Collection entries
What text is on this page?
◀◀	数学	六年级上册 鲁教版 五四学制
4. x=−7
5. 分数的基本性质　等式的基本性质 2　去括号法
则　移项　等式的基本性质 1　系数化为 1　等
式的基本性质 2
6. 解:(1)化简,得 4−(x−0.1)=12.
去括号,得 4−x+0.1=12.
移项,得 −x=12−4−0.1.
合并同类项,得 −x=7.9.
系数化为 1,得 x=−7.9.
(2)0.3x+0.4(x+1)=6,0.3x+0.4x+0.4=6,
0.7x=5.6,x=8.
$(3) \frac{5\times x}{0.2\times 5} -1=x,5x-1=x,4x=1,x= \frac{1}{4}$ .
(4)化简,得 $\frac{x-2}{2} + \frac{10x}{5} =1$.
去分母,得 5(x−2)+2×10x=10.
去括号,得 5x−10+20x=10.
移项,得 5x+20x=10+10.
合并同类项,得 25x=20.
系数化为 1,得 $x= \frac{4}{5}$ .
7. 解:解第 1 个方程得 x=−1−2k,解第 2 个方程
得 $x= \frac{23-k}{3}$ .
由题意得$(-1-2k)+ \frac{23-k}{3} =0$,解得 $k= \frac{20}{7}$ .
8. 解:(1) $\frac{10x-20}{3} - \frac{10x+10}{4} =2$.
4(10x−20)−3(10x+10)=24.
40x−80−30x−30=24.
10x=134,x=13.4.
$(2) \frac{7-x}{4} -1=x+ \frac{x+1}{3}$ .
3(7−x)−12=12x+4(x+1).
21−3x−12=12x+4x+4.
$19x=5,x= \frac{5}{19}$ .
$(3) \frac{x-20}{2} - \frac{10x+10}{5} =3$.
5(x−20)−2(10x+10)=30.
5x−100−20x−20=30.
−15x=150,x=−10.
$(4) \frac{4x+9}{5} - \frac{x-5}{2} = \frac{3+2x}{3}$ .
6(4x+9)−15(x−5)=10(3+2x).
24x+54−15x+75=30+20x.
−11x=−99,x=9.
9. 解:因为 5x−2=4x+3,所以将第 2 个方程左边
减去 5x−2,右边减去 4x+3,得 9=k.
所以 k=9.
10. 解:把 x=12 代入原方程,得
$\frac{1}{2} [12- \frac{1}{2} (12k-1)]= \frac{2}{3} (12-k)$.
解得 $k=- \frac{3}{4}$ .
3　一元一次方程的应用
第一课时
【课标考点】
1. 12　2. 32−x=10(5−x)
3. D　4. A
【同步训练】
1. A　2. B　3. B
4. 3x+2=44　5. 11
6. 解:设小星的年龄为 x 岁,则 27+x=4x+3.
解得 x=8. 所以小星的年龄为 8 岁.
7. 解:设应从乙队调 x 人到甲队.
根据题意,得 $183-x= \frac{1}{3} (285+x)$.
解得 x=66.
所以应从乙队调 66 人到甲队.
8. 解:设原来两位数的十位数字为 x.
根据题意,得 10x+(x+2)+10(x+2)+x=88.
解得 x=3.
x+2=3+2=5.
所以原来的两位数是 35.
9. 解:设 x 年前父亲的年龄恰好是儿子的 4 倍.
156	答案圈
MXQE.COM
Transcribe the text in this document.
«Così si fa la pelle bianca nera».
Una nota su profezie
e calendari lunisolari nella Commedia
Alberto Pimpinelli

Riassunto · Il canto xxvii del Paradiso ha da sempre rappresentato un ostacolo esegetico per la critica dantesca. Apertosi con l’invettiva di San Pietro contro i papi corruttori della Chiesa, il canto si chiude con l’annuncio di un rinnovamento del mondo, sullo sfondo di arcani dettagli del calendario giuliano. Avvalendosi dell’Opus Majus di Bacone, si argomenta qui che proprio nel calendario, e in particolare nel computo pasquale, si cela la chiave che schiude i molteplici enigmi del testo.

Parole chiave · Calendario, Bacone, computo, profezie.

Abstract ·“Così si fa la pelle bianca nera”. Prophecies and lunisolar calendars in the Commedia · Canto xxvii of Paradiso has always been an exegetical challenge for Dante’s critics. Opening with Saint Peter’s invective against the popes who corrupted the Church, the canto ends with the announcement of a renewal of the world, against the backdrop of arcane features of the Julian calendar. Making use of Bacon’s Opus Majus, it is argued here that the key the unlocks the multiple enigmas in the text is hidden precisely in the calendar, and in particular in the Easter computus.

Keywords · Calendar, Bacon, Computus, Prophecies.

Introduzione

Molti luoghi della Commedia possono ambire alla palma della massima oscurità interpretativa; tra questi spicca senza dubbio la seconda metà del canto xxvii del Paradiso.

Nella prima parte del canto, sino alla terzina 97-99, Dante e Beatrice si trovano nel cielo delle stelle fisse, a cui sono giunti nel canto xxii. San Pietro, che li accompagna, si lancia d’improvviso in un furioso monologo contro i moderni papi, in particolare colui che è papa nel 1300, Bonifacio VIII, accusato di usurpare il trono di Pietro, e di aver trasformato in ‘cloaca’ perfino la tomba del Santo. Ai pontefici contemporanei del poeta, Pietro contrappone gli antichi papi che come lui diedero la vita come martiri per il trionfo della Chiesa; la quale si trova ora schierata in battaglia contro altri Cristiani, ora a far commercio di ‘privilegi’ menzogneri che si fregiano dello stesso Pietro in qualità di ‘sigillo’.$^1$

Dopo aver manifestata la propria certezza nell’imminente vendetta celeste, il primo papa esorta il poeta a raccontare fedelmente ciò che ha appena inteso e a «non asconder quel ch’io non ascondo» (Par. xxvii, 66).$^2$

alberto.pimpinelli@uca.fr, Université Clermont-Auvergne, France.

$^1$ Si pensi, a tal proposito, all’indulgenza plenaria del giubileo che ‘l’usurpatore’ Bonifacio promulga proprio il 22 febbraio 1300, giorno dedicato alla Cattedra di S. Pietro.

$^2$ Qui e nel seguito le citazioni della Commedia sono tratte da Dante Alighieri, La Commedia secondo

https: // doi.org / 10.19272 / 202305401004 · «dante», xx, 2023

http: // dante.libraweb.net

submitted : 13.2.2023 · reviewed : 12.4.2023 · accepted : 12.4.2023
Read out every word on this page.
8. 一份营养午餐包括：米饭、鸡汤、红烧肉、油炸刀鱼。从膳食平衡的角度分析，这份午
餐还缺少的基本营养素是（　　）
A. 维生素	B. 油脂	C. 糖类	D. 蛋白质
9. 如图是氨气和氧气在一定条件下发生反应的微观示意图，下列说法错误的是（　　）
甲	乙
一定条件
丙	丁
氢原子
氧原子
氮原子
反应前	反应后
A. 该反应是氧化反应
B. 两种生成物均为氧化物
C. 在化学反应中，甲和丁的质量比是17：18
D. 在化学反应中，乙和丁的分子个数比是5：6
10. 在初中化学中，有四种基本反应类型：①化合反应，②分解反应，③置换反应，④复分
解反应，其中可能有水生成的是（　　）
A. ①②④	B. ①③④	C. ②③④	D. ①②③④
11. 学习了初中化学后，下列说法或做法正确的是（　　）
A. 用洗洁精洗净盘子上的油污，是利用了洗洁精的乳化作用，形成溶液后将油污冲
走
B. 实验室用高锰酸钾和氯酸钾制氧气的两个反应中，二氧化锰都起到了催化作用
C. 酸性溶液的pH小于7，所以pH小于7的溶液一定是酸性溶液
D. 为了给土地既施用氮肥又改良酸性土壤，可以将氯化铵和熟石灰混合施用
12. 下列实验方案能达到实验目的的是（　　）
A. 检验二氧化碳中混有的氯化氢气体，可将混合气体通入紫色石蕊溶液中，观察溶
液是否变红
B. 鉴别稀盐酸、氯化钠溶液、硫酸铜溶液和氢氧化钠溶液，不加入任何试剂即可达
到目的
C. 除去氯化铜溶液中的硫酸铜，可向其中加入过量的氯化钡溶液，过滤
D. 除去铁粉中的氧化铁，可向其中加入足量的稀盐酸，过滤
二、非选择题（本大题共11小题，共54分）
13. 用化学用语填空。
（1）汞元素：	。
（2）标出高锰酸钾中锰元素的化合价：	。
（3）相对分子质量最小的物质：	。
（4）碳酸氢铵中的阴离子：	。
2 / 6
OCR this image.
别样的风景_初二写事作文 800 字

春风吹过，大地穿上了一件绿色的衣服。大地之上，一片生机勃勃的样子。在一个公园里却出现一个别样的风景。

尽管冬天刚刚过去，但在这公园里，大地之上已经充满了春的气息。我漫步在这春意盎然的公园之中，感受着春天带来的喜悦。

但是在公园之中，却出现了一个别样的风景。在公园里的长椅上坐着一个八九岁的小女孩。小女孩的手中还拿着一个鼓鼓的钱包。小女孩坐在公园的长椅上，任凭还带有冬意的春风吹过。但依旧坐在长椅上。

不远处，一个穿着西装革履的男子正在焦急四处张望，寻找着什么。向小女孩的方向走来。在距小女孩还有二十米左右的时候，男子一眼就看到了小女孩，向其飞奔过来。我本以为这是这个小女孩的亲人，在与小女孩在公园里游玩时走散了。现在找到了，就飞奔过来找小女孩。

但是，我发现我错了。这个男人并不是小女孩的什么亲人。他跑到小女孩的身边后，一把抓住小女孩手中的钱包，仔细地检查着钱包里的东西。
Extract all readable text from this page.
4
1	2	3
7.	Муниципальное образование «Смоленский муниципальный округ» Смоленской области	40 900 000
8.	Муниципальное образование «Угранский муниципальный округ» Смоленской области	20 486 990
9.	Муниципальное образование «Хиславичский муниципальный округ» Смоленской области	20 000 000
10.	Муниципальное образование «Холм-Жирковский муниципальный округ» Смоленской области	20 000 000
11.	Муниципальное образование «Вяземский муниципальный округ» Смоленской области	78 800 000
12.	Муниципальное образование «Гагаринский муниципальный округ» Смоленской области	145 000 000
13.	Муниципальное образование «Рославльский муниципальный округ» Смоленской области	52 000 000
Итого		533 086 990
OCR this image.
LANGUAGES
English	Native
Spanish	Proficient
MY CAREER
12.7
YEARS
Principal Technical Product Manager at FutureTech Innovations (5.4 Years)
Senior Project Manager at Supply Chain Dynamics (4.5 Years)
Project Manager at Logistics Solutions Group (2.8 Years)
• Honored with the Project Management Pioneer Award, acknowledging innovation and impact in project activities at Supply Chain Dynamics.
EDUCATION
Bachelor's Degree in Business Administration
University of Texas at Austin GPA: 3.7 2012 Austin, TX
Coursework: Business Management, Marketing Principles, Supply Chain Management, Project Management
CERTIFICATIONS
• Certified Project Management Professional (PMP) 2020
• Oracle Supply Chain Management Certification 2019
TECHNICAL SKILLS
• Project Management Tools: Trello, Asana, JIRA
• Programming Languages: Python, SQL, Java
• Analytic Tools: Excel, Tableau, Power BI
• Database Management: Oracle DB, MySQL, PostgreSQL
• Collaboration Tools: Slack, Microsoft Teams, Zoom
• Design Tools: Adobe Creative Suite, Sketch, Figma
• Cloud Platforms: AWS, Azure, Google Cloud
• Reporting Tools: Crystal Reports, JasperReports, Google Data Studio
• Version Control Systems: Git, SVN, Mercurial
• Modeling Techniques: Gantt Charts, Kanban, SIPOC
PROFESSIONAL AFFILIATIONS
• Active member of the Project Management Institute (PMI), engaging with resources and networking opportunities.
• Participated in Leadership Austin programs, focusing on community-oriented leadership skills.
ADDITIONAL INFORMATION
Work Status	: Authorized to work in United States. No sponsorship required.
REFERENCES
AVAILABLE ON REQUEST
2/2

## PROBLEM DESCRIPTION
Pick every line with "Смоленской" in it and copy it.

## COMPLETED TASK
7.	Муниципальное образование «Смоленский муниципальный округ» Смоленской области	40 900 000
8.	Муниципальное образование «Угранский муниципальный округ» Смоленской области	20 486 990
9.	Муниципальное образование «Хиславичский муниципальный округ» Смоленской области	20 000 000
10.	Муниципальное образование «Холм-Жирковский муниципальный округ» Смоленской области	20 000 000
11.	Муниципальное образование «Вяземский муниципальный округ» Смоленской области	78 800 000
12.	Муниципальное образование «Гагаринский муниципальный округ» Смоленской области	145 000 000
13.	Муниципальное образование «Рославльский муниципальный округ» Смоленской области	52 000 000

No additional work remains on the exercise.